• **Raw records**
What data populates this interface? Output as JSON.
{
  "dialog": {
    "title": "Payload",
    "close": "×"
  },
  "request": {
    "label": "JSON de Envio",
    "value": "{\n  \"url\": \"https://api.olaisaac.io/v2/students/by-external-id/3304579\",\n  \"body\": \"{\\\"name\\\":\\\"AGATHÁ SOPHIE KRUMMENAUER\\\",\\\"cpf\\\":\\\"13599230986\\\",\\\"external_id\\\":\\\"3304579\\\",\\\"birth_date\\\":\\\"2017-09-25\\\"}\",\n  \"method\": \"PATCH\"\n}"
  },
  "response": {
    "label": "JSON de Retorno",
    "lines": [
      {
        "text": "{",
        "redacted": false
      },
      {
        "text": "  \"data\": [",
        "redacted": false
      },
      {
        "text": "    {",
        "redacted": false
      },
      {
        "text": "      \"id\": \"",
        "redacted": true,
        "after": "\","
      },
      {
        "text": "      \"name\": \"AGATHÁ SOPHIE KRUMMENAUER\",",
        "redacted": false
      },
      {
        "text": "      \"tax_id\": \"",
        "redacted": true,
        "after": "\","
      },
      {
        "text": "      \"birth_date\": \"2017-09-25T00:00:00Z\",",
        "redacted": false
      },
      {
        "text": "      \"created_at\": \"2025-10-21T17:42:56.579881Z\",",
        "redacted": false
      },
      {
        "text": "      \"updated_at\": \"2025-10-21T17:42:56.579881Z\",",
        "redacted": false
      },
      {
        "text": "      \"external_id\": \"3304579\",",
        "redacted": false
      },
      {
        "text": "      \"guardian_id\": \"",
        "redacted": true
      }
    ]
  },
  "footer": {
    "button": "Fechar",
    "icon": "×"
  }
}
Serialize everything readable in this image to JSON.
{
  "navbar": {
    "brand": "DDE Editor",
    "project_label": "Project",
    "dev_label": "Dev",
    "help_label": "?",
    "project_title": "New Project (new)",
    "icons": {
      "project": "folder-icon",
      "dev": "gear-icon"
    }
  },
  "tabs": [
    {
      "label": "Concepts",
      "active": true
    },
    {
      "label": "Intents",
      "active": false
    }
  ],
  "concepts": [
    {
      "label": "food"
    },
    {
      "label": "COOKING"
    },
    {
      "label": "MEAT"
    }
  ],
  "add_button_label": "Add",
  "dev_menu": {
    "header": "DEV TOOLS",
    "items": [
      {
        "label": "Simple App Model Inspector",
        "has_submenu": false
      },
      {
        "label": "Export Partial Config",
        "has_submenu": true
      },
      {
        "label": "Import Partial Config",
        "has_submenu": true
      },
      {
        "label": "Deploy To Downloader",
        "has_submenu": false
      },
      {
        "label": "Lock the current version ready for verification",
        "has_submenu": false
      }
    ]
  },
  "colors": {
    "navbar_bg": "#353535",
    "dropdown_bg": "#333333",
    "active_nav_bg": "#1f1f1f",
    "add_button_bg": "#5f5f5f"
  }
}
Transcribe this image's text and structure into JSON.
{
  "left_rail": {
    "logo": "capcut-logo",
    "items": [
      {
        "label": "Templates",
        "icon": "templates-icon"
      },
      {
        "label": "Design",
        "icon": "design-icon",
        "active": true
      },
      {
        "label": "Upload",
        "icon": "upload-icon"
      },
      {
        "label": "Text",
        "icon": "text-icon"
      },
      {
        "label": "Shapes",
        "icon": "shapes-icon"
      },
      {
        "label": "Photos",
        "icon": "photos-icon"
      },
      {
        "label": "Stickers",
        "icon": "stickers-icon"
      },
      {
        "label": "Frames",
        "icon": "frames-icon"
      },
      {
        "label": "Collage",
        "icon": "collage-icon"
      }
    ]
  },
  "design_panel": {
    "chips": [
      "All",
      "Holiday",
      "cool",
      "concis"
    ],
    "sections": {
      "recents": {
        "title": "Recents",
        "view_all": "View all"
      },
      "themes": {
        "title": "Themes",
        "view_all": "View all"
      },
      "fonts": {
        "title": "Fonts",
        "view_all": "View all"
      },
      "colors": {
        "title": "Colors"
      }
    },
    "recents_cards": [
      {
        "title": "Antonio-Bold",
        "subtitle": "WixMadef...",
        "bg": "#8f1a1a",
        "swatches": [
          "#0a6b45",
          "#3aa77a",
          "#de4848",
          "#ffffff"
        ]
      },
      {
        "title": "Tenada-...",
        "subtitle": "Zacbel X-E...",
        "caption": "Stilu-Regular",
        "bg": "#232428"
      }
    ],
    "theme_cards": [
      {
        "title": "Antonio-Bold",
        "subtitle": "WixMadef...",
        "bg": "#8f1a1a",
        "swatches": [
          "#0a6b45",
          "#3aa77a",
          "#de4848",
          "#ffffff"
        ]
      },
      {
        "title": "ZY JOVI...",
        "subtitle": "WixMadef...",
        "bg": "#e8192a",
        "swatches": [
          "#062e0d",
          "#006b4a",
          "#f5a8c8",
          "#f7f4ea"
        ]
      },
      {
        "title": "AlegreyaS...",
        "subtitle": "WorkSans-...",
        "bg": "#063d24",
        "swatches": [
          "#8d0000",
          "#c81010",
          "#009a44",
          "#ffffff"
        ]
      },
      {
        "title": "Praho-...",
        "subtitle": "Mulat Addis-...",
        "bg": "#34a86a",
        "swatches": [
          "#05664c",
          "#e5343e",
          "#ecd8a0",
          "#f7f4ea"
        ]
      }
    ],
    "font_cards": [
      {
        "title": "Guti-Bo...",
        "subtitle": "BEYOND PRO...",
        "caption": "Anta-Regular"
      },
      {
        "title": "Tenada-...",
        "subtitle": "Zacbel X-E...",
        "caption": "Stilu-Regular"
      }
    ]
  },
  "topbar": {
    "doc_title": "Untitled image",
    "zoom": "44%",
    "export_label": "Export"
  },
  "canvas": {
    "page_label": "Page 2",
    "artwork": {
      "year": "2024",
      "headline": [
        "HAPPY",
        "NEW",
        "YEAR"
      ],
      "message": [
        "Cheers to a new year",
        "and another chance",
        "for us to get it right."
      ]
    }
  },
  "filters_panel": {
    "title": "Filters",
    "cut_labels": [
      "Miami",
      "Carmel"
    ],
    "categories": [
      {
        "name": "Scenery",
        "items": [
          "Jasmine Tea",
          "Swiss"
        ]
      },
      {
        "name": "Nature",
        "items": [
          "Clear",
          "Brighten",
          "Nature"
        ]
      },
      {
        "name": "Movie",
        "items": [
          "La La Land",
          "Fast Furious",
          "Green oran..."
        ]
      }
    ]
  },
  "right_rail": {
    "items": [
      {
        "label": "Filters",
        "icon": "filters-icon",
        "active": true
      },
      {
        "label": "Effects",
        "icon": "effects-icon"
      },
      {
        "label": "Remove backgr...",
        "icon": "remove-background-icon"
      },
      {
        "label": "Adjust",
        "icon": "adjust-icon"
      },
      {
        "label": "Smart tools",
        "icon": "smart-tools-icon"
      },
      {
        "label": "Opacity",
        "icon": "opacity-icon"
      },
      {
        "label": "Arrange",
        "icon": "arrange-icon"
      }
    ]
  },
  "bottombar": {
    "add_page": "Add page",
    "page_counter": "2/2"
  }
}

• **Direction**
Reproduce the records above exactly as they appear.

• **Task answer**
What data populates this interface? Output as JSON.
{
  "dialog": {
    "title": "Payload",
    "close": "×"
  },
  "request": {
    "label": "JSON de Envio",
    "value": "{\n  \"url\": \"https://api.olaisaac.io/v2/students/by-external-id/3304579\",\n  \"body\": \"{\\\"name\\\":\\\"AGATHÁ SOPHIE KRUMMENAUER\\\",\\\"cpf\\\":\\\"13599230986\\\",\\\"external_id\\\":\\\"3304579\\\",\\\"birth_date\\\":\\\"2017-09-25\\\"}\",\n  \"method\": \"PATCH\"\n}"
  },
  "response": {
    "label": "JSON de Retorno",
    "lines": [
      {
        "text": "{",
        "redacted": false
      },
      {
        "text": "  \"data\": [",
        "redacted": false
      },
      {
        "text": "    {",
        "redacted": false
      },
      {
        "text": "      \"id\": \"",
        "redacted": true,
        "after": "\","
      },
      {
        "text": "      \"name\": \"AGATHÁ SOPHIE KRUMMENAUER\",",
        "redacted": false
      },
      {
        "text": "      \"tax_id\": \"",
        "redacted": true,
        "after": "\","
      },
      {
        "text": "      \"birth_date\": \"2017-09-25T00:00:00Z\",",
        "redacted": false
      },
      {
        "text": "      \"created_at\": \"2025-10-21T17:42:56.579881Z\",",
        "redacted": false
      },
      {
        "text": "      \"updated_at\": \"2025-10-21T17:42:56.579881Z\",",
        "redacted": false
      },
      {
        "text": "      \"external_id\": \"3304579\",",
        "redacted": false
      },
      {
        "text": "      \"guardian_id\": \"",
        "redacted": true
      }
    ]
  },
  "footer": {
    "button": "Fechar",
    "icon": "×"
  }
}
Serialize everything readable in this image to JSON.
{
  "navbar": {
    "brand": "DDE Editor",
    "project_label": "Project",
    "dev_label": "Dev",
    "help_label": "?",
    "project_title": "New Project (new)",
    "icons": {
      "project": "folder-icon",
      "dev": "gear-icon"
    }
  },
  "tabs": [
    {
      "label": "Concepts",
      "active": true
    },
    {
      "label": "Intents",
      "active": false
    }
  ],
  "concepts": [
    {
      "label": "food"
    },
    {
      "label": "COOKING"
    },
    {
      "label": "MEAT"
    }
  ],
  "add_button_label": "Add",
  "dev_menu": {
    "header": "DEV TOOLS",
    "items": [
      {
        "label": "Simple App Model Inspector",
        "has_submenu": false
      },
      {
        "label": "Export Partial Config",
        "has_submenu": true
      },
      {
        "label": "Import Partial Config",
        "has_submenu": true
      },
      {
        "label": "Deploy To Downloader",
        "has_submenu": false
      },
      {
        "label": "Lock the current version ready for verification",
        "has_submenu": false
      }
    ]
  },
  "colors": {
    "navbar_bg": "#353535",
    "dropdown_bg": "#333333",
    "active_nav_bg": "#1f1f1f",
    "add_button_bg": "#5f5f5f"
  }
}
Transcribe this image's text and structure into JSON.
{
  "left_rail": {
    "logo": "capcut-logo",
    "items": [
      {
        "label": "Templates",
        "icon": "templates-icon"
      },
      {
        "label": "Design",
        "icon": "design-icon",
        "active": true
      },
      {
        "label": "Upload",
        "icon": "upload-icon"
      },
      {
        "label": "Text",
        "icon": "text-icon"
      },
      {
        "label": "Shapes",
        "icon": "shapes-icon"
      },
      {
        "label": "Photos",
        "icon": "photos-icon"
      },
      {
        "label": "Stickers",
        "icon": "stickers-icon"
      },
      {
        "label": "Frames",
        "icon": "frames-icon"
      },
      {
        "label": "Collage",
        "icon": "collage-icon"
      }
    ]
  },
  "design_panel": {
    "chips": [
      "All",
      "Holiday",
      "cool",
      "concis"
    ],
    "sections": {
      "recents": {
        "title": "Recents",
        "view_all": "View all"
      },
      "themes": {
        "title": "Themes",
        "view_all": "View all"
      },
      "fonts": {
        "title": "Fonts",
        "view_all": "View all"
      },
      "colors": {
        "title": "Colors"
      }
    },
    "recents_cards": [
      {
        "title": "Antonio-Bold",
        "subtitle": "WixMadef...",
        "bg": "#8f1a1a",
        "swatches": [
          "#0a6b45",
          "#3aa77a",
          "#de4848",
          "#ffffff"
        ]
      },
      {
        "title": "Tenada-...",
        "subtitle": "Zacbel X-E...",
        "caption": "Stilu-Regular",
        "bg": "#232428"
      }
    ],
    "theme_cards": [
      {
        "title": "Antonio-Bold",
        "subtitle": "WixMadef...",
        "bg": "#8f1a1a",
        "swatches": [
          "#0a6b45",
          "#3aa77a",
          "#de4848",
          "#ffffff"
        ]
      },
      {
        "title": "ZY JOVI...",
        "subtitle": "WixMadef...",
        "bg": "#e8192a",
        "swatches": [
          "#062e0d",
          "#006b4a",
          "#f5a8c8",
          "#f7f4ea"
        ]
      },
      {
        "title": "AlegreyaS...",
        "subtitle": "WorkSans-...",
        "bg": "#063d24",
        "swatches": [
          "#8d0000",
          "#c81010",
          "#009a44",
          "#ffffff"
        ]
      },
      {
        "title": "Praho-...",
        "subtitle": "Mulat Addis-...",
        "bg": "#34a86a",
        "swatches": [
          "#05664c",
          "#e5343e",
          "#ecd8a0",
          "#f7f4ea"
        ]
      }
    ],
    "font_cards": [
      {
        "title": "Guti-Bo...",
        "subtitle": "BEYOND PRO...",
        "caption": "Anta-Regular"
      },
      {
        "title": "Tenada-...",
        "subtitle": "Zacbel X-E...",
        "caption": "Stilu-Regular"
      }
    ]
  },
  "topbar": {
    "doc_title": "Untitled image",
    "zoom": "44%",
    "export_label": "Export"
  },
  "canvas": {
    "page_label": "Page 2",
    "artwork": {
      "year": "2024",
      "headline": [
        "HAPPY",
        "NEW",
        "YEAR"
      ],
      "message": [
        "Cheers to a new year",
        "and another chance",
        "for us to get it right."
      ]
    }
  },
  "filters_panel": {
    "title": "Filters",
    "cut_labels": [
      "Miami",
      "Carmel"
    ],
    "categories": [
      {
        "name": "Scenery",
        "items": [
          "Jasmine Tea",
          "Swiss"
        ]
      },
      {
        "name": "Nature",
        "items": [
          "Clear",
          "Brighten",
          "Nature"
        ]
      },
      {
        "name": "Movie",
        "items": [
          "La La Land",
          "Fast Furious",
          "Green oran..."
        ]
      }
    ]
  },
  "right_rail": {
    "items": [
      {
        "label": "Filters",
        "icon": "filters-icon",
        "active": true
      },
      {
        "label": "Effects",
        "icon": "effects-icon"
      },
      {
        "label": "Remove backgr...",
        "icon": "remove-background-icon"
      },
      {
        "label": "Adjust",
        "icon": "adjust-icon"
      },
      {
        "label": "Smart tools",
        "icon": "smart-tools-icon"
      },
      {
        "label": "Opacity",
        "icon": "opacity-icon"
      },
      {
        "label": "Arrange",
        "icon": "arrange-icon"
      }
    ]
  },
  "bottombar": {
    "add_page": "Add page",
    "page_counter": "2/2"
  }
}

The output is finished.